* [Your task] Output every entry exactly as written.

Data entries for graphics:
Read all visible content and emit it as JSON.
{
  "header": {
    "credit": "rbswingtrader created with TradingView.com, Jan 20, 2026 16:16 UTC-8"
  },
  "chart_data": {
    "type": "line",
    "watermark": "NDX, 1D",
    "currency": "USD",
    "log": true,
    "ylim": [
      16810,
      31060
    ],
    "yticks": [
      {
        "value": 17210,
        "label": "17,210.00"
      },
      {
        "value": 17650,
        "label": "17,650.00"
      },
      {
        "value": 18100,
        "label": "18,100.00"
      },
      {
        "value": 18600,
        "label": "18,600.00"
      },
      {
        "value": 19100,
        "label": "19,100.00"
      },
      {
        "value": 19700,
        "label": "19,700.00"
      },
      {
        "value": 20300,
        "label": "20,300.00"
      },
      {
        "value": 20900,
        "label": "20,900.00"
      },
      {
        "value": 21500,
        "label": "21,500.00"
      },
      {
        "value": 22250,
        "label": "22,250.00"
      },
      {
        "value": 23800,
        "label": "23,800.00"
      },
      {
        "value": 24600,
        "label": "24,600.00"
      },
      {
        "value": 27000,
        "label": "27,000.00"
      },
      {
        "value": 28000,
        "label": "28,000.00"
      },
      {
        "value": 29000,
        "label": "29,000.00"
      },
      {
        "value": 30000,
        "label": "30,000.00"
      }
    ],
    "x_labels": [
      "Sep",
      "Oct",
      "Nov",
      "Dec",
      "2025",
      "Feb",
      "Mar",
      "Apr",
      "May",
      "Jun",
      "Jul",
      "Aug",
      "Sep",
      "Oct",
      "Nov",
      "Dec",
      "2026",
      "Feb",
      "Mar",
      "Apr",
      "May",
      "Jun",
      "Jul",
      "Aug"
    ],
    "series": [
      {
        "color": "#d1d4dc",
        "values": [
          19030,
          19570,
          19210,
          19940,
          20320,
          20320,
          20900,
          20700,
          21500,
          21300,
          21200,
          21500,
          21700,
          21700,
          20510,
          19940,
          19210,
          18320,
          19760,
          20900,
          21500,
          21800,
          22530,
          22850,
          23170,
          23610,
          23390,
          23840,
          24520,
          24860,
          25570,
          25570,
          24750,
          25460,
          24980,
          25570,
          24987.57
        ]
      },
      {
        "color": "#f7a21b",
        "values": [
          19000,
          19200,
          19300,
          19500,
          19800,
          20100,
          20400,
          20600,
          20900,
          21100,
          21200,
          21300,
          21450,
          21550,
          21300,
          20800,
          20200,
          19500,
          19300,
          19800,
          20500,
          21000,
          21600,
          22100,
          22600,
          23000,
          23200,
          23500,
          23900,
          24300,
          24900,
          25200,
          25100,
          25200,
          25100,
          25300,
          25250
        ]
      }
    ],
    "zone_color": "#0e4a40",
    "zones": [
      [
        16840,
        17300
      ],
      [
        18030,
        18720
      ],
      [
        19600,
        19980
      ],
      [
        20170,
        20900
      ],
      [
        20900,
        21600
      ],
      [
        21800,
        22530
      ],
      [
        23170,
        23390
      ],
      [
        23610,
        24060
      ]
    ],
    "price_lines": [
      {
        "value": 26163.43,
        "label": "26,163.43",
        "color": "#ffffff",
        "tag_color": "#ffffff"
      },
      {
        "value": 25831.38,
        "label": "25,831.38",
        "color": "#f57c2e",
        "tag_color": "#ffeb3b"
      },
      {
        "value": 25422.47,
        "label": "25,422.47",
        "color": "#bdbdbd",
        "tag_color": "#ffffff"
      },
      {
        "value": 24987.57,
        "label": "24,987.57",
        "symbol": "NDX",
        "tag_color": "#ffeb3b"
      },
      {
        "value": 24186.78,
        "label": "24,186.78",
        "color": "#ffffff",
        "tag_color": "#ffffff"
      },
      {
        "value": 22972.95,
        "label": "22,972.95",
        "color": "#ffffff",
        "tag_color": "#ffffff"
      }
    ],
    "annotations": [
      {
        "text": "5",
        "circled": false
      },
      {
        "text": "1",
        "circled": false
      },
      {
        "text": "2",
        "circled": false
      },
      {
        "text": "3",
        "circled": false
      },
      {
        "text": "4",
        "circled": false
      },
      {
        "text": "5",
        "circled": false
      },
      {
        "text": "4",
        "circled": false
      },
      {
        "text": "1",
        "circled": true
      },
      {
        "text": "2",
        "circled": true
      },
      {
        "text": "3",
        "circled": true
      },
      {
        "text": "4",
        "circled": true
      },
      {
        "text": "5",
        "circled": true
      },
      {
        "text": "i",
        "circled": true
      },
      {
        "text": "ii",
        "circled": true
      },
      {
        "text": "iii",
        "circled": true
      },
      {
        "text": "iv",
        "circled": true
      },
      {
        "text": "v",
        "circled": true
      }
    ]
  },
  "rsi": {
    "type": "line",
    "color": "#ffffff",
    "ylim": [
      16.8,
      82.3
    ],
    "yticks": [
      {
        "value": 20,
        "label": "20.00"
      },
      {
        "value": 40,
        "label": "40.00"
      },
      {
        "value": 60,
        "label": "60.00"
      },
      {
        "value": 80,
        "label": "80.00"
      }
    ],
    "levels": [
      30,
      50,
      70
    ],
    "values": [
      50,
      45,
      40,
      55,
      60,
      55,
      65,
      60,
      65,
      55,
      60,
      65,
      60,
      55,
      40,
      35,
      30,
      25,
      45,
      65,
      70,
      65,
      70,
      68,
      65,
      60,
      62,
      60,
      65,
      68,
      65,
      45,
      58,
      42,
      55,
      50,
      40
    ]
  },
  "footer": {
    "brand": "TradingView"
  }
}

* [Result of this exercise]
Read all visible content and emit it as JSON.
{
  "header": {
    "credit": "rbswingtrader created with TradingView.com, Jan 20, 2026 16:16 UTC-8"
  },
  "chart_data": {
    "type": "line",
    "watermark": "NDX, 1D",
    "currency": "USD",
    "log": true,
    "ylim": [
      16810,
      31060
    ],
    "yticks": [
      {
        "value": 17210,
        "label": "17,210.00"
      },
      {
        "value": 17650,
        "label": "17,650.00"
      },
      {
        "value": 18100,
        "label": "18,100.00"
      },
      {
        "value": 18600,
        "label": "18,600.00"
      },
      {
        "value": 19100,
        "label": "19,100.00"
      },
      {
        "value": 19700,
        "label": "19,700.00"
      },
      {
        "value": 20300,
        "label": "20,300.00"
      },
      {
        "value": 20900,
        "label": "20,900.00"
      },
      {
        "value": 21500,
        "label": "21,500.00"
      },
      {
        "value": 22250,
        "label": "22,250.00"
      },
      {
        "value": 23800,
        "label": "23,800.00"
      },
      {
        "value": 24600,
        "label": "24,600.00"
      },
      {
        "value": 27000,
        "label": "27,000.00"
      },
      {
        "value": 28000,
        "label": "28,000.00"
      },
      {
        "value": 29000,
        "label": "29,000.00"
      },
      {
        "value": 30000,
        "label": "30,000.00"
      }
    ],
    "x_labels": [
      "Sep",
      "Oct",
      "Nov",
      "Dec",
      "2025",
      "Feb",
      "Mar",
      "Apr",
      "May",
      "Jun",
      "Jul",
      "Aug",
      "Sep",
      "Oct",
      "Nov",
      "Dec",
      "2026",
      "Feb",
      "Mar",
      "Apr",
      "May",
      "Jun",
      "Jul",
      "Aug"
    ],
    "series": [
      {
        "color": "#d1d4dc",
        "values": [
          19030,
          19570,
          19210,
          19940,
          20320,
          20320,
          20900,
          20700,
          21500,
          21300,
          21200,
          21500,
          21700,
          21700,
          20510,
          19940,
          19210,
          18320,
          19760,
          20900,
          21500,
          21800,
          22530,
          22850,
          23170,
          23610,
          23390,
          23840,
          24520,
          24860,
          25570,
          25570,
          24750,
          25460,
          24980,
          25570,
          24987.57
        ]
      },
      {
        "color": "#f7a21b",
        "values": [
          19000,
          19200,
          19300,
          19500,
          19800,
          20100,
          20400,
          20600,
          20900,
          21100,
          21200,
          21300,
          21450,
          21550,
          21300,
          20800,
          20200,
          19500,
          19300,
          19800,
          20500,
          21000,
          21600,
          22100,
          22600,
          23000,
          23200,
          23500,
          23900,
          24300,
          24900,
          25200,
          25100,
          25200,
          25100,
          25300,
          25250
        ]
      }
    ],
    "zone_color": "#0e4a40",
    "zones": [
      [
        16840,
        17300
      ],
      [
        18030,
        18720
      ],
      [
        19600,
        19980
      ],
      [
        20170,
        20900
      ],
      [
        20900,
        21600
      ],
      [
        21800,
        22530
      ],
      [
        23170,
        23390
      ],
      [
        23610,
        24060
      ]
    ],
    "price_lines": [
      {
        "value": 26163.43,
        "label": "26,163.43",
        "color": "#ffffff",
        "tag_color": "#ffffff"
      },
      {
        "value": 25831.38,
        "label": "25,831.38",
        "color": "#f57c2e",
        "tag_color": "#ffeb3b"
      },
      {
        "value": 25422.47,
        "label": "25,422.47",
        "color": "#bdbdbd",
        "tag_color": "#ffffff"
      },
      {
        "value": 24987.57,
        "label": "24,987.57",
        "symbol": "NDX",
        "tag_color": "#ffeb3b"
      },
      {
        "value": 24186.78,
        "label": "24,186.78",
        "color": "#ffffff",
        "tag_color": "#ffffff"
      },
      {
        "value": 22972.95,
        "label": "22,972.95",
        "color": "#ffffff",
        "tag_color": "#ffffff"
      }
    ],
    "annotations": [
      {
        "text": "5",
        "circled": false
      },
      {
        "text": "1",
        "circled": false
      },
      {
        "text": "2",
        "circled": false
      },
      {
        "text": "3",
        "circled": false
      },
      {
        "text": "4",
        "circled": false
      },
      {
        "text": "5",
        "circled": false
      },
      {
        "text": "4",
        "circled": false
      },
      {
        "text": "1",
        "circled": true
      },
      {
        "text": "2",
        "circled": true
      },
      {
        "text": "3",
        "circled": true
      },
      {
        "text": "4",
        "circled": true
      },
      {
        "text": "5",
        "circled": true
      },
      {
        "text": "i",
        "circled": true
      },
      {
        "text": "ii",
        "circled": true
      },
      {
        "text": "iii",
        "circled": true
      },
      {
        "text": "iv",
        "circled": true
      },
      {
        "text": "v",
        "circled": true
      }
    ]
  },
  "rsi": {
    "type": "line",
    "color": "#ffffff",
    "ylim": [
      16.8,
      82.3
    ],
    "yticks": [
      {
        "value": 20,
        "label": "20.00"
      },
      {
        "value": 40,
        "label": "40.00"
      },
      {
        "value": 60,
        "label": "60.00"
      },
      {
        "value": 80,
        "label": "80.00"
      }
    ],
    "levels": [
      30,
      50,
      70
    ],
    "values": [
      50,
      45,
      40,
      55,
      60,
      55,
      65,
      60,
      65,
      55,
      60,
      65,
      60,
      55,
      40,
      35,
      30,
      25,
      45,
      65,
      70,
      65,
      70,
      68,
      65,
      60,
      62,
      60,
      65,
      68,
      65,
      45,
      58,
      42,
      55,
      50,
      40
    ]
  },
  "footer": {
    "brand": "TradingView"
  }
}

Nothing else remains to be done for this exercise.